Copy out each line containing "text" from the entries below.

◆ **Material for the task**
# # #

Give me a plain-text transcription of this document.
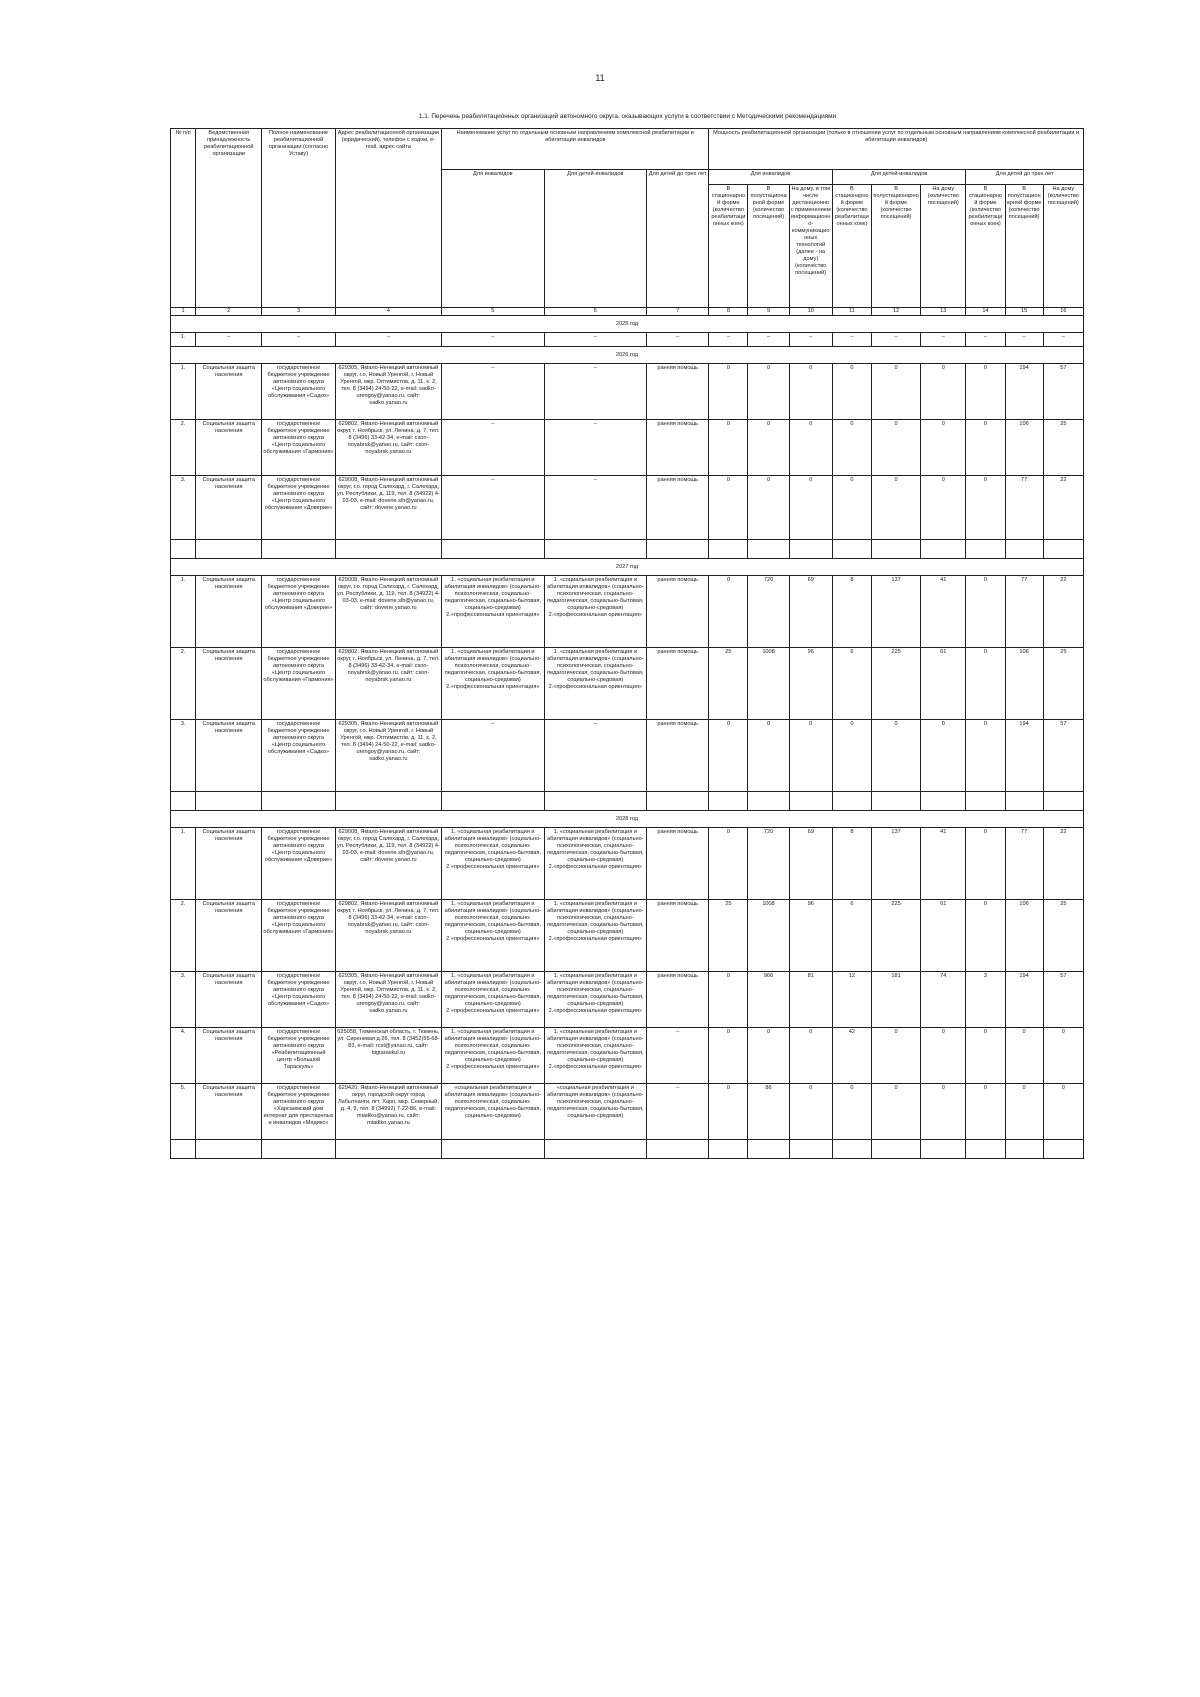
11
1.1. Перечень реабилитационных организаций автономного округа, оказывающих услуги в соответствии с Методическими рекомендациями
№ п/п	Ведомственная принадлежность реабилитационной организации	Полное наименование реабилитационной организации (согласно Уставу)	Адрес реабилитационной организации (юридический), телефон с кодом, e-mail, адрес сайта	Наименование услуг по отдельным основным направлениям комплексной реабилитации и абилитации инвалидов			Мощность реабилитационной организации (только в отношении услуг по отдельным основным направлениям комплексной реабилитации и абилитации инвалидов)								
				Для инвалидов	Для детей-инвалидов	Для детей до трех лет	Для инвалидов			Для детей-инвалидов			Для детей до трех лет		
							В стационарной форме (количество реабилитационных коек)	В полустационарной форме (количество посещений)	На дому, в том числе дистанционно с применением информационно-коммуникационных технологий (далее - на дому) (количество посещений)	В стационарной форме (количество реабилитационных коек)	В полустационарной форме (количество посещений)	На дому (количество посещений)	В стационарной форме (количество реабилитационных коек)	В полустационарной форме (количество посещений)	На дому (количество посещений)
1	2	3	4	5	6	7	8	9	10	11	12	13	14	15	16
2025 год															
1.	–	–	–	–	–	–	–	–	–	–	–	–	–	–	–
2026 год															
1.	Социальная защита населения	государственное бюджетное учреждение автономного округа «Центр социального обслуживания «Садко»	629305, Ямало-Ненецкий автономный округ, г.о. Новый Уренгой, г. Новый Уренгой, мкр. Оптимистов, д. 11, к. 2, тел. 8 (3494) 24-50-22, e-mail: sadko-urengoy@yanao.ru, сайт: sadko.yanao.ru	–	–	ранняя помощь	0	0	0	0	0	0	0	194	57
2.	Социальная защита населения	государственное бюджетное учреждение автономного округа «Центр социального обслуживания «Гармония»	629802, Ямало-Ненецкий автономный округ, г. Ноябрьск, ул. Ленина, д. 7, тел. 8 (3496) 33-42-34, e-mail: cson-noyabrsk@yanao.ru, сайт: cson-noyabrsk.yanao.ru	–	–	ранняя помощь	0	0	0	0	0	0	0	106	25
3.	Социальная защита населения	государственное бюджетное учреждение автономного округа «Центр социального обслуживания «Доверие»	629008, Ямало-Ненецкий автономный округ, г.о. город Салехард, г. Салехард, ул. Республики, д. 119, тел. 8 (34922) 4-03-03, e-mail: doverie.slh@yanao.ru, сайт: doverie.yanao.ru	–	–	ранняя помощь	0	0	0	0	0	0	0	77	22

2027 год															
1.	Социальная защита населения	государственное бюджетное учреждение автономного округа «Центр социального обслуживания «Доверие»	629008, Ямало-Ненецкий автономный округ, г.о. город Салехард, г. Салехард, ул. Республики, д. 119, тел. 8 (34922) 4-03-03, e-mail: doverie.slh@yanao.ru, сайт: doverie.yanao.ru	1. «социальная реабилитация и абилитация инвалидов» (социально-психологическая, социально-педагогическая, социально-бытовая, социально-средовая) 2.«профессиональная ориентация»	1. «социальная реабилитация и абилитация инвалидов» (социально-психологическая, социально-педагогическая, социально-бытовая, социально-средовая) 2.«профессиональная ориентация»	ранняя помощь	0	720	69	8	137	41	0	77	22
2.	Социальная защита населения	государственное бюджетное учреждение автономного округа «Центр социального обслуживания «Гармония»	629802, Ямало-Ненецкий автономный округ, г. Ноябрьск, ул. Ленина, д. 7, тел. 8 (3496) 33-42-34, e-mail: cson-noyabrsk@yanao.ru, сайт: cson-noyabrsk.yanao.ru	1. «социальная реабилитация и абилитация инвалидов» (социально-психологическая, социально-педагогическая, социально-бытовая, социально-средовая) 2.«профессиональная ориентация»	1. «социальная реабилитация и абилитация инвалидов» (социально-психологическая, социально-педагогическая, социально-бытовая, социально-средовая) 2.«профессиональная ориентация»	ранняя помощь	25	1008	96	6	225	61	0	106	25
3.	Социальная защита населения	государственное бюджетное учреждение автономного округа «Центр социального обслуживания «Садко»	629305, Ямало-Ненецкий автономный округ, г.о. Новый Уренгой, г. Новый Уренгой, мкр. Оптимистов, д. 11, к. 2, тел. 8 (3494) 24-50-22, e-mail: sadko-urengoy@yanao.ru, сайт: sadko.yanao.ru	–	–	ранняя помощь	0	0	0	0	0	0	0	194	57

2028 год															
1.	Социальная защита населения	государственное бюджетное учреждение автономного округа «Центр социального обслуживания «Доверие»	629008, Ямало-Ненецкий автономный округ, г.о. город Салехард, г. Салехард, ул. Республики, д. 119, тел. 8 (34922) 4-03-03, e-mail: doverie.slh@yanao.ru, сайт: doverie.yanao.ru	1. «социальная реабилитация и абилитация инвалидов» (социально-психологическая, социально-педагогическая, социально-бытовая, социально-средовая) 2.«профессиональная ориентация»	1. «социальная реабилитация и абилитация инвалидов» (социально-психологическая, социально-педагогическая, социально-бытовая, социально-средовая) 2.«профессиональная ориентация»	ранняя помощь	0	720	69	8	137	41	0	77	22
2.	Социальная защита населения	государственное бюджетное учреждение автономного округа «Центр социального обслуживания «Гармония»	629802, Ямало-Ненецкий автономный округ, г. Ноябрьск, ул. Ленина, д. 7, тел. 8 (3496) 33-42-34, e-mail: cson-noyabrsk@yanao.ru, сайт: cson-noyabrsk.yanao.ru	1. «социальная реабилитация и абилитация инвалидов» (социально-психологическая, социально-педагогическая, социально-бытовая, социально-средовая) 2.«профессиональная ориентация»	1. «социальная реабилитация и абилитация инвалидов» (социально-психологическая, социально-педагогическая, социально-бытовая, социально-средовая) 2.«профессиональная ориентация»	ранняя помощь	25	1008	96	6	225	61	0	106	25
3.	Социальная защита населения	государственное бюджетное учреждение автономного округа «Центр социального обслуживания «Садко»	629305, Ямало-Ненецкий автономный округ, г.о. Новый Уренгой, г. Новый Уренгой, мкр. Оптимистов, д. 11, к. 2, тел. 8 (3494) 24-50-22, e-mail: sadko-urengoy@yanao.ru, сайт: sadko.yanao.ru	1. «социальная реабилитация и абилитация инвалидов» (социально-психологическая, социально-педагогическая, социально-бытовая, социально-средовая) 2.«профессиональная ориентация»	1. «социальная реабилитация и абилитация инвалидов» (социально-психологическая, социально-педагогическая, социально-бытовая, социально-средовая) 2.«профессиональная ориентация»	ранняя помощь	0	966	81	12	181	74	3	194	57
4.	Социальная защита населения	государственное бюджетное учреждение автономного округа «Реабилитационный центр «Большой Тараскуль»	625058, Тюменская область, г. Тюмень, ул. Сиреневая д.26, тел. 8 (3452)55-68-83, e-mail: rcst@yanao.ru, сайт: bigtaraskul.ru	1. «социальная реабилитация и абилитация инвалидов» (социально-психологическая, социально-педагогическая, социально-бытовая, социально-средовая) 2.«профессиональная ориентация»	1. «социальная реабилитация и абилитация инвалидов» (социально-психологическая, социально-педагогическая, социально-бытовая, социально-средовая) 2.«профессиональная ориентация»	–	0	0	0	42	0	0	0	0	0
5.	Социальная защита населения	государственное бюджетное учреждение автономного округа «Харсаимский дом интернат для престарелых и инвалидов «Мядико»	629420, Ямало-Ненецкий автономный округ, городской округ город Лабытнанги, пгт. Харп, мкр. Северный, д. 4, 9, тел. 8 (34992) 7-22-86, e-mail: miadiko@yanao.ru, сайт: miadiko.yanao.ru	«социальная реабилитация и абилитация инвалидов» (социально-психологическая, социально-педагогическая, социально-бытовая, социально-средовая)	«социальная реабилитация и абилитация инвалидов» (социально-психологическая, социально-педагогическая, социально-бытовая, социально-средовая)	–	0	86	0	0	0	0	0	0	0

# # #

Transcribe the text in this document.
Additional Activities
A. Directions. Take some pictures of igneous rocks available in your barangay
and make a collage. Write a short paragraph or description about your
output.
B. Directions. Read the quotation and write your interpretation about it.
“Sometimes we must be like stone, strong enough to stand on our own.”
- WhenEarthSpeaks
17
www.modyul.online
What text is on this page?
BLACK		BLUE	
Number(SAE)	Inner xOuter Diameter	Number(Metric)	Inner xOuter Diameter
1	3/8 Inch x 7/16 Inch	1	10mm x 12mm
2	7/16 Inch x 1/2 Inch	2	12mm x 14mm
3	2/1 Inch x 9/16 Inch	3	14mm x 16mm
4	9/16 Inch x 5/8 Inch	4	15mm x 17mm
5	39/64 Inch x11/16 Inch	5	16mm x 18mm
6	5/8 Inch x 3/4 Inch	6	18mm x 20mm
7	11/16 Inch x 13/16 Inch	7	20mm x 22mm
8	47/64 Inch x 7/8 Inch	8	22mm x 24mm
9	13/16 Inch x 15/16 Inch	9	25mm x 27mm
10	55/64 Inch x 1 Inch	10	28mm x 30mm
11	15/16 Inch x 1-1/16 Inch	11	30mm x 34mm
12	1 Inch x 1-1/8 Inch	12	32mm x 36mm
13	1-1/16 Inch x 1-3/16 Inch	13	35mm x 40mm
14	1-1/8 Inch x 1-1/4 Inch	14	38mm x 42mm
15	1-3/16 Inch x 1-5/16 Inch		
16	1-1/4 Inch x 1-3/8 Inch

# # #

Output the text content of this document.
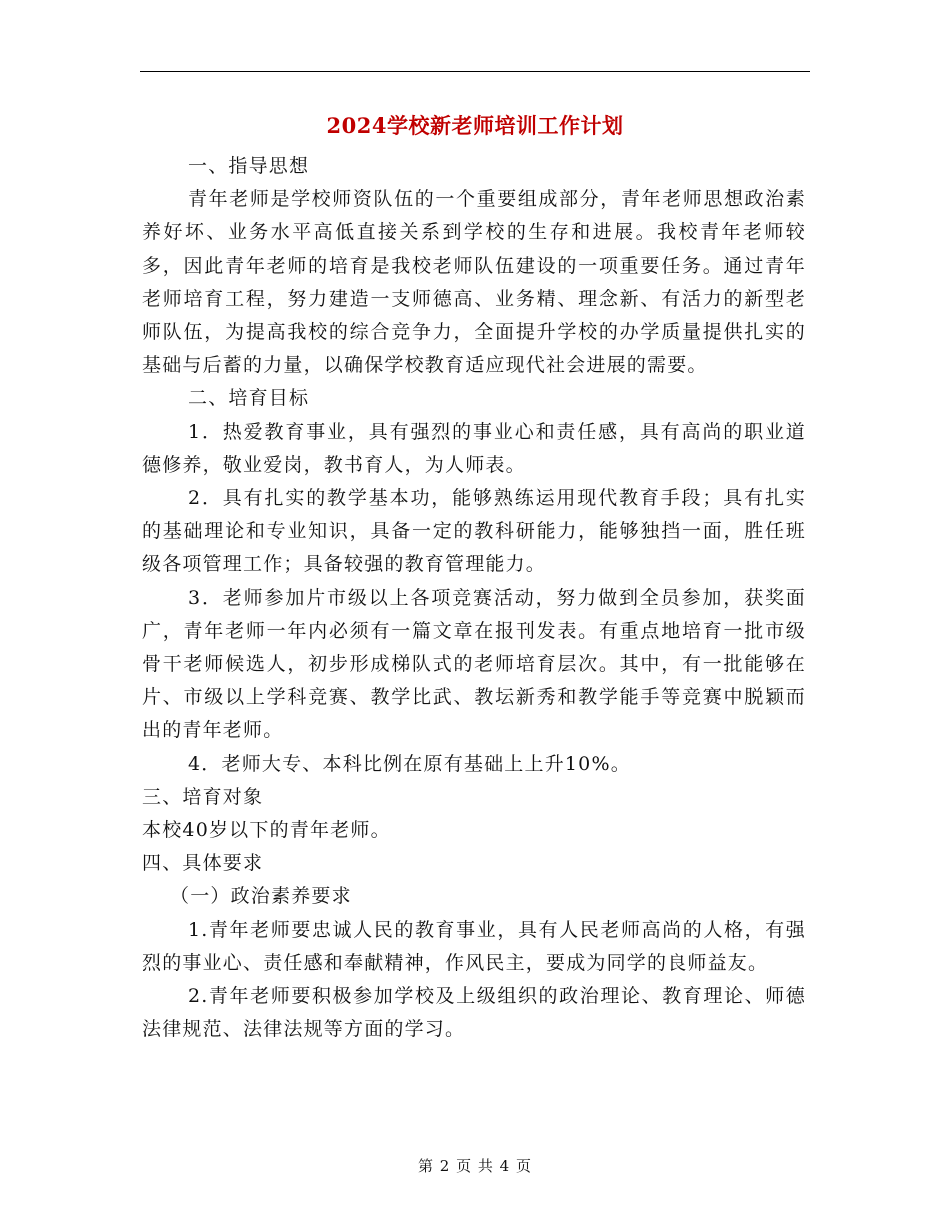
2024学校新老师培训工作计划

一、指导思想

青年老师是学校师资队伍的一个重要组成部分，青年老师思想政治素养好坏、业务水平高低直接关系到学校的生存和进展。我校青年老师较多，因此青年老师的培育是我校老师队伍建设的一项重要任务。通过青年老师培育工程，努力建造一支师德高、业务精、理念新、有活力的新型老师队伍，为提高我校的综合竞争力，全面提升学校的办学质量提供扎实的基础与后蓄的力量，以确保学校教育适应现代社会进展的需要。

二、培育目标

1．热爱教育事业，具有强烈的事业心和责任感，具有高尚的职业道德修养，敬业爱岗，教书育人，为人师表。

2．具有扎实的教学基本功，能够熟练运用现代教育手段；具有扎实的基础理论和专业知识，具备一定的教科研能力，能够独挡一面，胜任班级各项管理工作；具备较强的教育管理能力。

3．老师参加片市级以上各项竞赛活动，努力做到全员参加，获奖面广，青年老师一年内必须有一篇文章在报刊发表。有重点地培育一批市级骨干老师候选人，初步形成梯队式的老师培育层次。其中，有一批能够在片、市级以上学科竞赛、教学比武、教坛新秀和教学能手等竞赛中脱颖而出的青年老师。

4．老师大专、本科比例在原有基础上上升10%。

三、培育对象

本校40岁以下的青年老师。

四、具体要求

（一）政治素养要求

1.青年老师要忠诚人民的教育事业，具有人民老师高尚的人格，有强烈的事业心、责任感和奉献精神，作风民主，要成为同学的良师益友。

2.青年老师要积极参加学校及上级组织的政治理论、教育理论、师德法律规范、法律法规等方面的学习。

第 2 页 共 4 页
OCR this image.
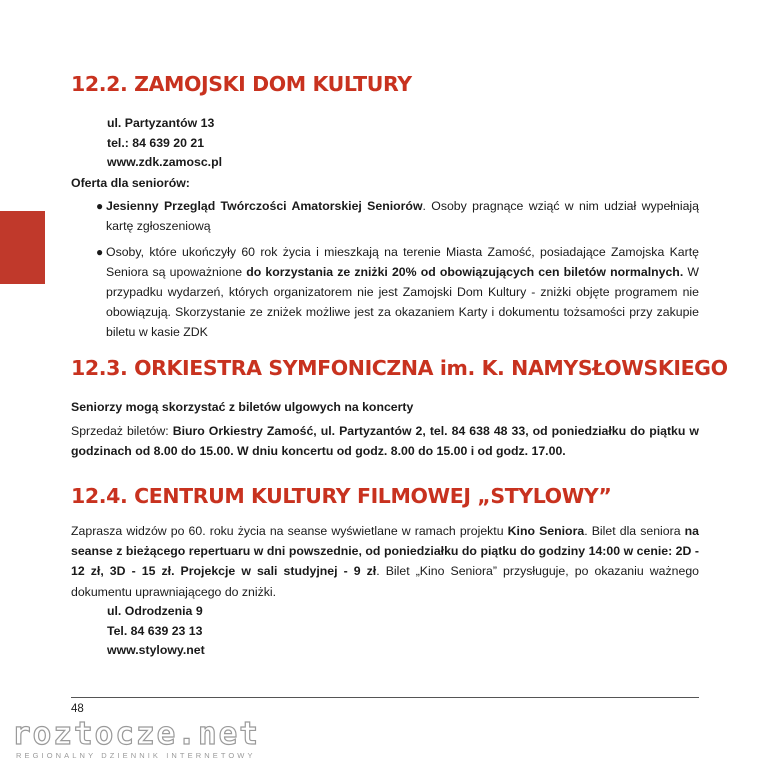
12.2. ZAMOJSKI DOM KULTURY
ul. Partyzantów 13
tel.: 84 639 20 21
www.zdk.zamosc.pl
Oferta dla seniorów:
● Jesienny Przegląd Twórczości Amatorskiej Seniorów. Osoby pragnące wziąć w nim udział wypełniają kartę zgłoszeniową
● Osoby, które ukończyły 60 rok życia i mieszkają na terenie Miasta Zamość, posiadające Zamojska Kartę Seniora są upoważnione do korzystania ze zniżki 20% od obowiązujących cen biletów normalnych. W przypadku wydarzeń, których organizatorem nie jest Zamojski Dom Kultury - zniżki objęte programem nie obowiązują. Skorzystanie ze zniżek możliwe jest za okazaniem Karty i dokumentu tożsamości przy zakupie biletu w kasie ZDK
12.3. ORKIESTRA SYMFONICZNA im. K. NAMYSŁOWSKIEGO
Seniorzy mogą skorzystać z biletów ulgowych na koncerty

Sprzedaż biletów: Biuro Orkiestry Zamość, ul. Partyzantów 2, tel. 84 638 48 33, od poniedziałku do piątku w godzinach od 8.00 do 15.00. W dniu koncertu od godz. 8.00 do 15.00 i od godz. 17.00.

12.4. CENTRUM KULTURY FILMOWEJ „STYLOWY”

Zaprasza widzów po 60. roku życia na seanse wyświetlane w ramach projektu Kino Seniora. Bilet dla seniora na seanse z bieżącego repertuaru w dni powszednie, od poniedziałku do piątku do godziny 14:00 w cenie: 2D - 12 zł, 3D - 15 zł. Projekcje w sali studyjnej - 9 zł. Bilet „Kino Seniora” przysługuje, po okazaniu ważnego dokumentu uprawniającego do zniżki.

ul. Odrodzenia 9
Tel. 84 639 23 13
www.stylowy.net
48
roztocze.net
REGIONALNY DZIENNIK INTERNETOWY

# # #

◆ **Completed task**
Give me a plain-text transcription of this document.
Transcribe the text in this document.
What text is on this page?
Output the text content of this document.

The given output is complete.